PROVIDED MATERIAL.
— begin —

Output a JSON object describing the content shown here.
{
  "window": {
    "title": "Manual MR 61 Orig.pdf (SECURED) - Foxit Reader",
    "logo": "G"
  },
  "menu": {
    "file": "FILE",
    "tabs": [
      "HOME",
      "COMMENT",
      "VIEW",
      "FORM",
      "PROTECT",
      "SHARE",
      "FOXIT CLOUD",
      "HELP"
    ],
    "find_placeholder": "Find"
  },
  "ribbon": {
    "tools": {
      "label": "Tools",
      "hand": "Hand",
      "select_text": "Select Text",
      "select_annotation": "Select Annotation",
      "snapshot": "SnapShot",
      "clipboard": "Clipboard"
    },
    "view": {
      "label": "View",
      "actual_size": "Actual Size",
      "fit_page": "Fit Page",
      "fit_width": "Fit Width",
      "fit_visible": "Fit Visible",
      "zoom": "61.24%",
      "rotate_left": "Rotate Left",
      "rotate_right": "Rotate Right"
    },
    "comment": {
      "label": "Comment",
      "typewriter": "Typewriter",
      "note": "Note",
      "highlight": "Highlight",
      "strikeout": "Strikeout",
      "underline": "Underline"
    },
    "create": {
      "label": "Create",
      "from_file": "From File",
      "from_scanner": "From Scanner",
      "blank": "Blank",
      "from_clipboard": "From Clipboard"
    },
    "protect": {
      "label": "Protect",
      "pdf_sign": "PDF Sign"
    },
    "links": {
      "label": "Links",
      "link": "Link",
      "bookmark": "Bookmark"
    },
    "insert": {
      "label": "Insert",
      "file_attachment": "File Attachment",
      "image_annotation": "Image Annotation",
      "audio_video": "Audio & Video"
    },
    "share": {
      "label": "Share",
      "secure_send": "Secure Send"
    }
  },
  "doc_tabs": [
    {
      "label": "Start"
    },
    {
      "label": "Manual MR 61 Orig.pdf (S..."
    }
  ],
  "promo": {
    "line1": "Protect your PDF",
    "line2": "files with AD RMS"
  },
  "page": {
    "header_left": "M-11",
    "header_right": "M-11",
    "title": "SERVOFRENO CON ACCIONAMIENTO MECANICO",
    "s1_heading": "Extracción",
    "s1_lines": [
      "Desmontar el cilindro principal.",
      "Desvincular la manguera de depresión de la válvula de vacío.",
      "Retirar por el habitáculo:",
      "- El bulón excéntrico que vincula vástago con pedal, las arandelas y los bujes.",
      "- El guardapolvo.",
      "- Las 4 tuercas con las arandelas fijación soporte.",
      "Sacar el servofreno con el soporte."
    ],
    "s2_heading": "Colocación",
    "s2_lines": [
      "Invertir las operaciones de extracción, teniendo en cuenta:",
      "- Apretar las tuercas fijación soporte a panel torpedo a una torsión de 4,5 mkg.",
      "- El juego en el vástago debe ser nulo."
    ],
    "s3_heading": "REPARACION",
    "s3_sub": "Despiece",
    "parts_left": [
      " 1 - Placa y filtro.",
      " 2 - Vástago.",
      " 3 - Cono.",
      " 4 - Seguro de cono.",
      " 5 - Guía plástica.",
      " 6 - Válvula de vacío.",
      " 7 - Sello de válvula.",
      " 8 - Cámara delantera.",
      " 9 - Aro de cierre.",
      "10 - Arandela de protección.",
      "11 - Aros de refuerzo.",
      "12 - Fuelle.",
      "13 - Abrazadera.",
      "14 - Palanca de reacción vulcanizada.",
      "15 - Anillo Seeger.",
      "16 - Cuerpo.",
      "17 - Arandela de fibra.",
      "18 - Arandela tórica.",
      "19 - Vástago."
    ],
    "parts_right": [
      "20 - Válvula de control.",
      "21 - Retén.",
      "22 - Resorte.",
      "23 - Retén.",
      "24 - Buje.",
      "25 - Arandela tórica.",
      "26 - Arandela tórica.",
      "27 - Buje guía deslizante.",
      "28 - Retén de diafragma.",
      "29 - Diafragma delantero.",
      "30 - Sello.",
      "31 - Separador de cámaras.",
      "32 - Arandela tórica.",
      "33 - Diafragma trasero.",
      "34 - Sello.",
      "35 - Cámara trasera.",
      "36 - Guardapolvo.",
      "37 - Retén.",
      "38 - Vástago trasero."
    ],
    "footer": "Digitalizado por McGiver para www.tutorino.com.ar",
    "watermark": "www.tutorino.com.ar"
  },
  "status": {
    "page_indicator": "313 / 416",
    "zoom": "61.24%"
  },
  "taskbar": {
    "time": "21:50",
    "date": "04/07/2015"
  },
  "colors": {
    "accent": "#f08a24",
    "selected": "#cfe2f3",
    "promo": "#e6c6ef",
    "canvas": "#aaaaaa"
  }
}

— end —
— begin —

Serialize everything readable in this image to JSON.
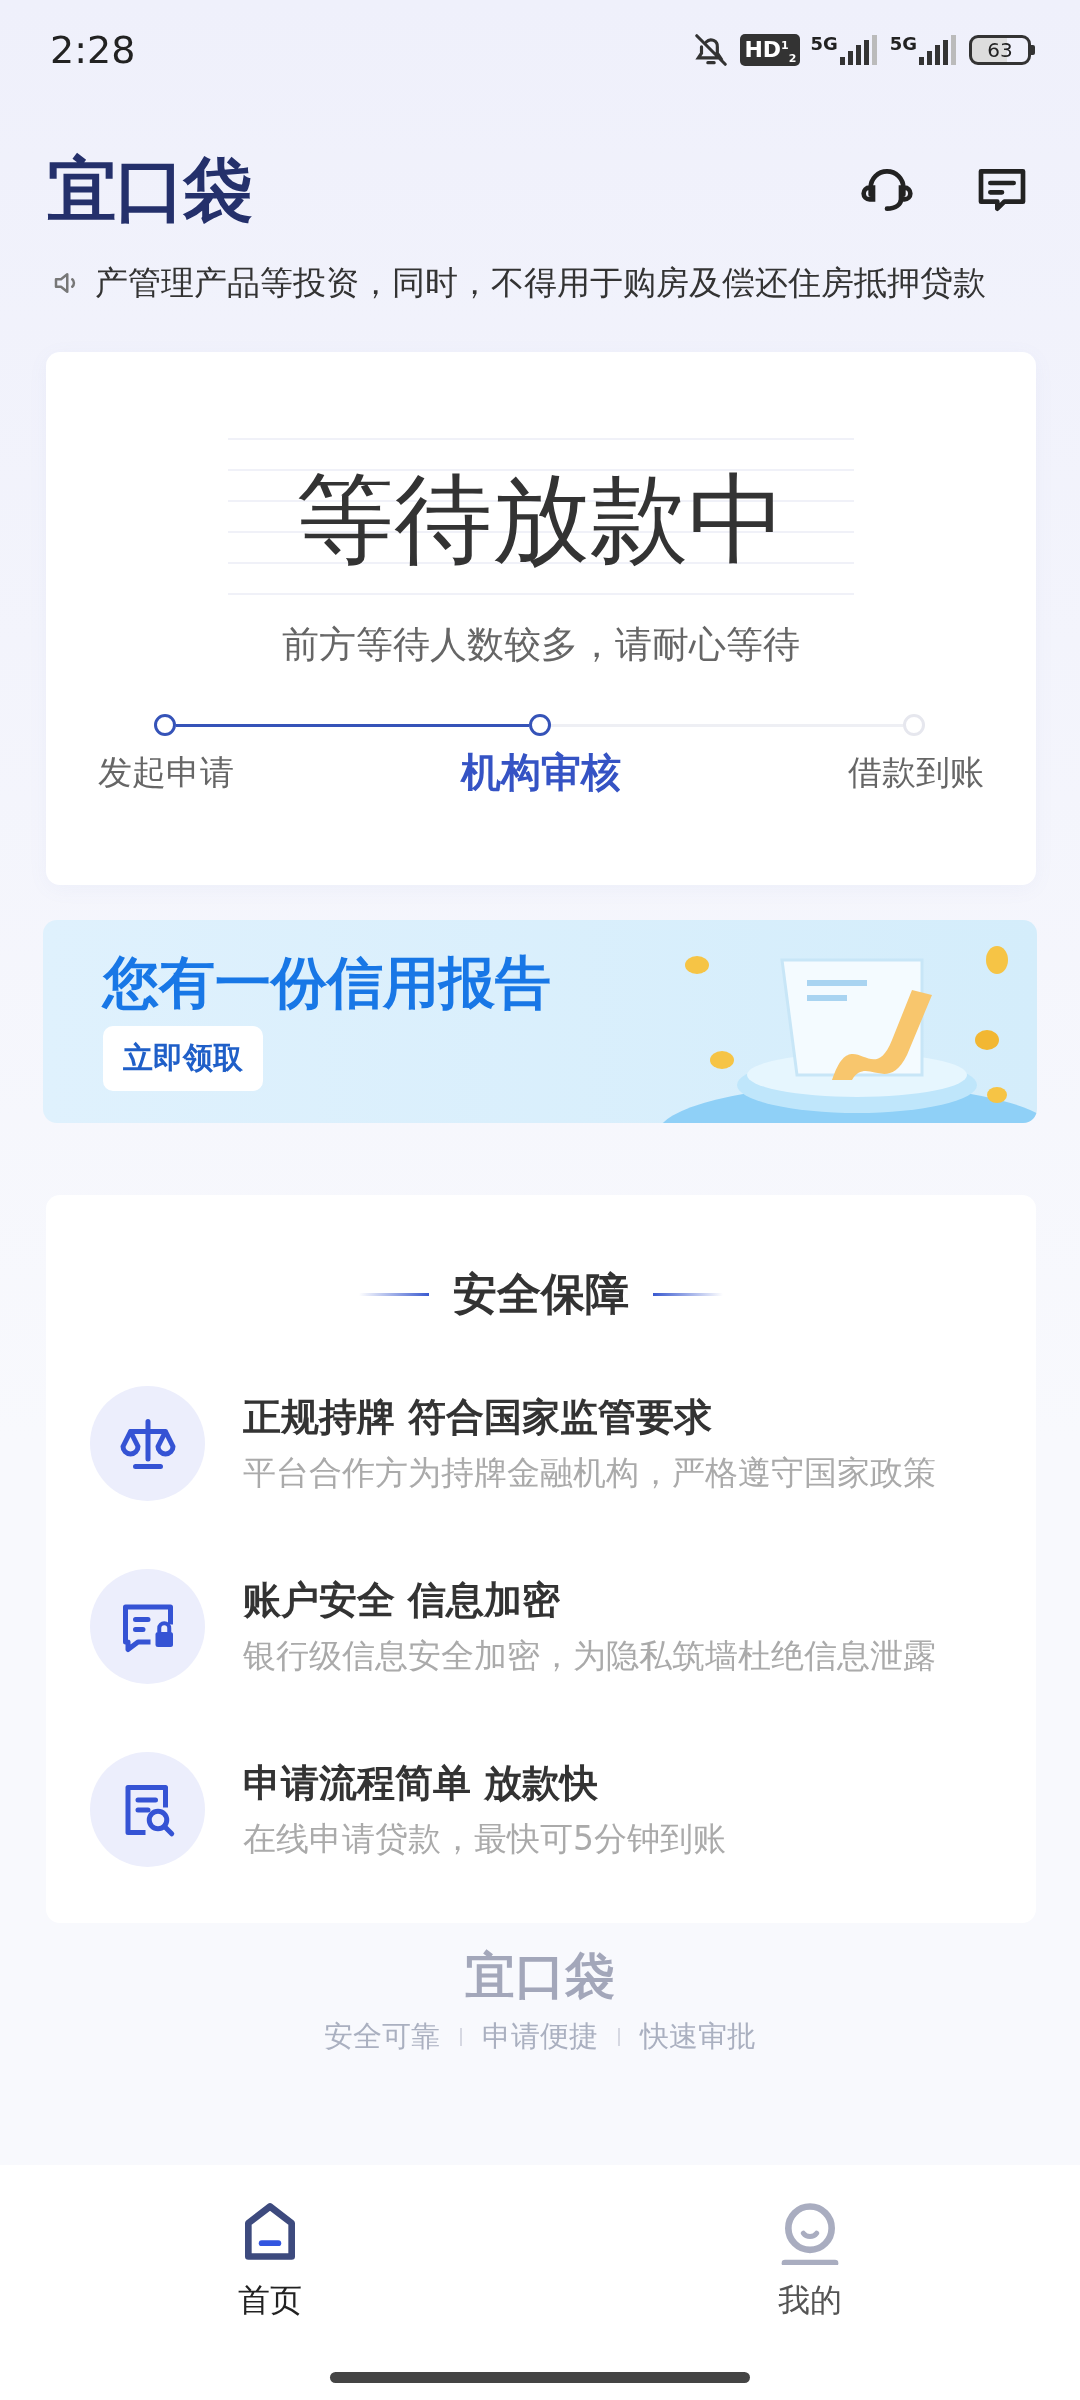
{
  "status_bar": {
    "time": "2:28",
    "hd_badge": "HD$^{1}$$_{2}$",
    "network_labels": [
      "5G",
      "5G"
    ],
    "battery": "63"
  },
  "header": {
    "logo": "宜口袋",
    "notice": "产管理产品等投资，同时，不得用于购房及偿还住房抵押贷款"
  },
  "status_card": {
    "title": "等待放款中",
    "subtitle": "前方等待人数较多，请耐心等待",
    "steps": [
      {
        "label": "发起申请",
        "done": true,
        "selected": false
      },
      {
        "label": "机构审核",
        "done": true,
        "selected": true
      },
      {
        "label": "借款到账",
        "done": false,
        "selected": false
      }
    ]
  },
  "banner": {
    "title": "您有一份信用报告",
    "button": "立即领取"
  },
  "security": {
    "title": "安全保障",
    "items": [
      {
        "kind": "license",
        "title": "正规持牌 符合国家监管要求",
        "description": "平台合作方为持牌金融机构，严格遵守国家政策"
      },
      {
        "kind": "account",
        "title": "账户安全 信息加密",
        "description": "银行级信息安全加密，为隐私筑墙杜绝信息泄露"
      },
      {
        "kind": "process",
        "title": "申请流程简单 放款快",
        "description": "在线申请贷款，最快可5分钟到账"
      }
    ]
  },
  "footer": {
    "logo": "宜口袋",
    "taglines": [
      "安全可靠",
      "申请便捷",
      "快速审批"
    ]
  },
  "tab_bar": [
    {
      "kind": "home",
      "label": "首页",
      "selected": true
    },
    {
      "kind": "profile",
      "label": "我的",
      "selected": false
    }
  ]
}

— end —
— begin —

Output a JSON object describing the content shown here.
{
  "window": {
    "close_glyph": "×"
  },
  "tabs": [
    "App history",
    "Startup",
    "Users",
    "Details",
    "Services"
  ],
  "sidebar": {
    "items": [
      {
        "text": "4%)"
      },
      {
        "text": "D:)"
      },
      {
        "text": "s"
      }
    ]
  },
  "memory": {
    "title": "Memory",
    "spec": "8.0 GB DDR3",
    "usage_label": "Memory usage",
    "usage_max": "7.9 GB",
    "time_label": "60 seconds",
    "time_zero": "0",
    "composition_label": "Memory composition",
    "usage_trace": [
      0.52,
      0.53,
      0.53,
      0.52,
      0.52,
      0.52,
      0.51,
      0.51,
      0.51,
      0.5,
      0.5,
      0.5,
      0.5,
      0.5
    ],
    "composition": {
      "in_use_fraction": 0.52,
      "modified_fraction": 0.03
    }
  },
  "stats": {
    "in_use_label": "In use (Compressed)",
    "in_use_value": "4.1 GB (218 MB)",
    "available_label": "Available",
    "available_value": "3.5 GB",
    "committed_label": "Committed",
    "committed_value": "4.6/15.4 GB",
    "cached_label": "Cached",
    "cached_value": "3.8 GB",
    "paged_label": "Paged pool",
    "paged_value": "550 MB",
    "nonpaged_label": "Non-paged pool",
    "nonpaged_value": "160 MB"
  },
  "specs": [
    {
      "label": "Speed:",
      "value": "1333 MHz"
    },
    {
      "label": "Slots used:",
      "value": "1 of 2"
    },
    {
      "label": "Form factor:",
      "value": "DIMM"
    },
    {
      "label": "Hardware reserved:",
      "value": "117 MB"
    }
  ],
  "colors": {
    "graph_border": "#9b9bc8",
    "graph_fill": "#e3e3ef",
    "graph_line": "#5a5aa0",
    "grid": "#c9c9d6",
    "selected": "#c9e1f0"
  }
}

— end —

WHAT YOU NEED TO DO.
Working from the entries above, return all lines that contain "true".

COMPLETED TASK.
        "done": true,
        "done": true,
        "selected": true
      "selected": true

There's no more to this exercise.